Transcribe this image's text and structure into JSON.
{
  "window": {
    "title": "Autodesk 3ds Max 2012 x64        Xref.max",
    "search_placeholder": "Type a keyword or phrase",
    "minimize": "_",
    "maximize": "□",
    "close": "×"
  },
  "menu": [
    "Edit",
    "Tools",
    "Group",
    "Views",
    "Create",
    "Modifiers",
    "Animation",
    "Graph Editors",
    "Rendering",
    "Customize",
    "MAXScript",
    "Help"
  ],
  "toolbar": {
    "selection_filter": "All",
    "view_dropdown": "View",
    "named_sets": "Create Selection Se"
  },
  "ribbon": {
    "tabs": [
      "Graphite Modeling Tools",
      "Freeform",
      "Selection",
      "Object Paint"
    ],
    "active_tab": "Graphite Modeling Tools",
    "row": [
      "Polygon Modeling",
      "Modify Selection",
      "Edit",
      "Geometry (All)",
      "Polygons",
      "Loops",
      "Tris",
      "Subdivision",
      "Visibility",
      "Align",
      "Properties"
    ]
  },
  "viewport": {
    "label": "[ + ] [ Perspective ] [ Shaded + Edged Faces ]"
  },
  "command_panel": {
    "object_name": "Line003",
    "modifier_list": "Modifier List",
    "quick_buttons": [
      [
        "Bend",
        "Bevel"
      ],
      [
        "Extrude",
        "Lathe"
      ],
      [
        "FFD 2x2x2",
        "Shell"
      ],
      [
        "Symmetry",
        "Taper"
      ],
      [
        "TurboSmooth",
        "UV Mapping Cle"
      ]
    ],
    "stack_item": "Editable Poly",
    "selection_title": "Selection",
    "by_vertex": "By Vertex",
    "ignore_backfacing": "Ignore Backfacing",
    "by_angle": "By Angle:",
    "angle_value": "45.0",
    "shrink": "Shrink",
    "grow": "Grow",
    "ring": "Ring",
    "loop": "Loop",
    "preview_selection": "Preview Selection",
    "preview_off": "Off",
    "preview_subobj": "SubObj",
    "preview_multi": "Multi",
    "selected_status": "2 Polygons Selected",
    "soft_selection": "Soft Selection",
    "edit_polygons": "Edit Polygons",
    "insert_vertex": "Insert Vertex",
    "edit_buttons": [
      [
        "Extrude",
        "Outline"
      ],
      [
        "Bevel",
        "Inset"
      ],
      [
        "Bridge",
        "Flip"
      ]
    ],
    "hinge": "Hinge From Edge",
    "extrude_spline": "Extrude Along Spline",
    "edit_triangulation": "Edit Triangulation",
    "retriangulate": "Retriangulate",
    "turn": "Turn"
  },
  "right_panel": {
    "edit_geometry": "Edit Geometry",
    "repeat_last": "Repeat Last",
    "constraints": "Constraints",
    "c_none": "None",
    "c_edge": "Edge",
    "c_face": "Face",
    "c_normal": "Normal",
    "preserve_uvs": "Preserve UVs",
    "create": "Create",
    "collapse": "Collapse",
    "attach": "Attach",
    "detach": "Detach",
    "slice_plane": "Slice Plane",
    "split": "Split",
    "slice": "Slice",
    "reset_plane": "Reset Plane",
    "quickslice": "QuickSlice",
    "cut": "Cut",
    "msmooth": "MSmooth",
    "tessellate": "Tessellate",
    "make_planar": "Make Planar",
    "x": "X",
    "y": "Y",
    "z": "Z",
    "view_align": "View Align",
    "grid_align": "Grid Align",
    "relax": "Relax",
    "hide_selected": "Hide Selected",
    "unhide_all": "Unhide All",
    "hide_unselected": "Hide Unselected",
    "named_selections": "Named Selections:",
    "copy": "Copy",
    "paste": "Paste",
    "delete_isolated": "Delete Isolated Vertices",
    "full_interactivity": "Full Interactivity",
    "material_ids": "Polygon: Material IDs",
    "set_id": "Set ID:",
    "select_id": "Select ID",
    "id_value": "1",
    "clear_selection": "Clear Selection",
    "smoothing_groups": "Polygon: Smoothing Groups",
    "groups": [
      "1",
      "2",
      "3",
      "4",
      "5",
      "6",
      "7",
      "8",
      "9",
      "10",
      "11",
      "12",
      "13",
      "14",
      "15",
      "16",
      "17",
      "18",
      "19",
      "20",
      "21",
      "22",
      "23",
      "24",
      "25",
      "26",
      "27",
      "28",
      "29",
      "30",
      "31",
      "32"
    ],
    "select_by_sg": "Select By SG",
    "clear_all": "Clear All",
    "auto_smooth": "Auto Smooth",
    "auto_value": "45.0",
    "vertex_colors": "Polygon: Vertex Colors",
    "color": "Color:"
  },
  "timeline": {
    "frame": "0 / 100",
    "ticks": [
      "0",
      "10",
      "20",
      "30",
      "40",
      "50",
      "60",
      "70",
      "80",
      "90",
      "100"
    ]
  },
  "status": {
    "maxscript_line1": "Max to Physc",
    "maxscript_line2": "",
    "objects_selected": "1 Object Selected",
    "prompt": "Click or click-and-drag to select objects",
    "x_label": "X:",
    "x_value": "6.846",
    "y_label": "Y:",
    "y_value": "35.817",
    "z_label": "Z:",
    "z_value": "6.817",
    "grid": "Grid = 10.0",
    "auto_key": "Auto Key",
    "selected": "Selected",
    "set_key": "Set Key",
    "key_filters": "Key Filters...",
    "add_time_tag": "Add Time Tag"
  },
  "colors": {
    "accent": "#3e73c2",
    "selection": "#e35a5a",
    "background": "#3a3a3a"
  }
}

## WRITTEN INSTRUCTION
Repeat the entries exactly, all of them.

## SOLUTION
Transcribe this image's text and structure into JSON.
{
  "window": {
    "title": "Autodesk 3ds Max 2012 x64        Xref.max",
    "search_placeholder": "Type a keyword or phrase",
    "minimize": "_",
    "maximize": "□",
    "close": "×"
  },
  "menu": [
    "Edit",
    "Tools",
    "Group",
    "Views",
    "Create",
    "Modifiers",
    "Animation",
    "Graph Editors",
    "Rendering",
    "Customize",
    "MAXScript",
    "Help"
  ],
  "toolbar": {
    "selection_filter": "All",
    "view_dropdown": "View",
    "named_sets": "Create Selection Se"
  },
  "ribbon": {
    "tabs": [
      "Graphite Modeling Tools",
      "Freeform",
      "Selection",
      "Object Paint"
    ],
    "active_tab": "Graphite Modeling Tools",
    "row": [
      "Polygon Modeling",
      "Modify Selection",
      "Edit",
      "Geometry (All)",
      "Polygons",
      "Loops",
      "Tris",
      "Subdivision",
      "Visibility",
      "Align",
      "Properties"
    ]
  },
  "viewport": {
    "label": "[ + ] [ Perspective ] [ Shaded + Edged Faces ]"
  },
  "command_panel": {
    "object_name": "Line003",
    "modifier_list": "Modifier List",
    "quick_buttons": [
      [
        "Bend",
        "Bevel"
      ],
      [
        "Extrude",
        "Lathe"
      ],
      [
        "FFD 2x2x2",
        "Shell"
      ],
      [
        "Symmetry",
        "Taper"
      ],
      [
        "TurboSmooth",
        "UV Mapping Cle"
      ]
    ],
    "stack_item": "Editable Poly",
    "selection_title": "Selection",
    "by_vertex": "By Vertex",
    "ignore_backfacing": "Ignore Backfacing",
    "by_angle": "By Angle:",
    "angle_value": "45.0",
    "shrink": "Shrink",
    "grow": "Grow",
    "ring": "Ring",
    "loop": "Loop",
    "preview_selection": "Preview Selection",
    "preview_off": "Off",
    "preview_subobj": "SubObj",
    "preview_multi": "Multi",
    "selected_status": "2 Polygons Selected",
    "soft_selection": "Soft Selection",
    "edit_polygons": "Edit Polygons",
    "insert_vertex": "Insert Vertex",
    "edit_buttons": [
      [
        "Extrude",
        "Outline"
      ],
      [
        "Bevel",
        "Inset"
      ],
      [
        "Bridge",
        "Flip"
      ]
    ],
    "hinge": "Hinge From Edge",
    "extrude_spline": "Extrude Along Spline",
    "edit_triangulation": "Edit Triangulation",
    "retriangulate": "Retriangulate",
    "turn": "Turn"
  },
  "right_panel": {
    "edit_geometry": "Edit Geometry",
    "repeat_last": "Repeat Last",
    "constraints": "Constraints",
    "c_none": "None",
    "c_edge": "Edge",
    "c_face": "Face",
    "c_normal": "Normal",
    "preserve_uvs": "Preserve UVs",
    "create": "Create",
    "collapse": "Collapse",
    "attach": "Attach",
    "detach": "Detach",
    "slice_plane": "Slice Plane",
    "split": "Split",
    "slice": "Slice",
    "reset_plane": "Reset Plane",
    "quickslice": "QuickSlice",
    "cut": "Cut",
    "msmooth": "MSmooth",
    "tessellate": "Tessellate",
    "make_planar": "Make Planar",
    "x": "X",
    "y": "Y",
    "z": "Z",
    "view_align": "View Align",
    "grid_align": "Grid Align",
    "relax": "Relax",
    "hide_selected": "Hide Selected",
    "unhide_all": "Unhide All",
    "hide_unselected": "Hide Unselected",
    "named_selections": "Named Selections:",
    "copy": "Copy",
    "paste": "Paste",
    "delete_isolated": "Delete Isolated Vertices",
    "full_interactivity": "Full Interactivity",
    "material_ids": "Polygon: Material IDs",
    "set_id": "Set ID:",
    "select_id": "Select ID",
    "id_value": "1",
    "clear_selection": "Clear Selection",
    "smoothing_groups": "Polygon: Smoothing Groups",
    "groups": [
      "1",
      "2",
      "3",
      "4",
      "5",
      "6",
      "7",
      "8",
      "9",
      "10",
      "11",
      "12",
      "13",
      "14",
      "15",
      "16",
      "17",
      "18",
      "19",
      "20",
      "21",
      "22",
      "23",
      "24",
      "25",
      "26",
      "27",
      "28",
      "29",
      "30",
      "31",
      "32"
    ],
    "select_by_sg": "Select By SG",
    "clear_all": "Clear All",
    "auto_smooth": "Auto Smooth",
    "auto_value": "45.0",
    "vertex_colors": "Polygon: Vertex Colors",
    "color": "Color:"
  },
  "timeline": {
    "frame": "0 / 100",
    "ticks": [
      "0",
      "10",
      "20",
      "30",
      "40",
      "50",
      "60",
      "70",
      "80",
      "90",
      "100"
    ]
  },
  "status": {
    "maxscript_line1": "Max to Physc",
    "maxscript_line2": "",
    "objects_selected": "1 Object Selected",
    "prompt": "Click or click-and-drag to select objects",
    "x_label": "X:",
    "x_value": "6.846",
    "y_label": "Y:",
    "y_value": "35.817",
    "z_label": "Z:",
    "z_value": "6.817",
    "grid": "Grid = 10.0",
    "auto_key": "Auto Key",
    "selected": "Selected",
    "set_key": "Set Key",
    "key_filters": "Key Filters...",
    "add_time_tag": "Add Time Tag"
  },
  "colors": {
    "accent": "#3e73c2",
    "selection": "#e35a5a",
    "background": "#3a3a3a"
  }
}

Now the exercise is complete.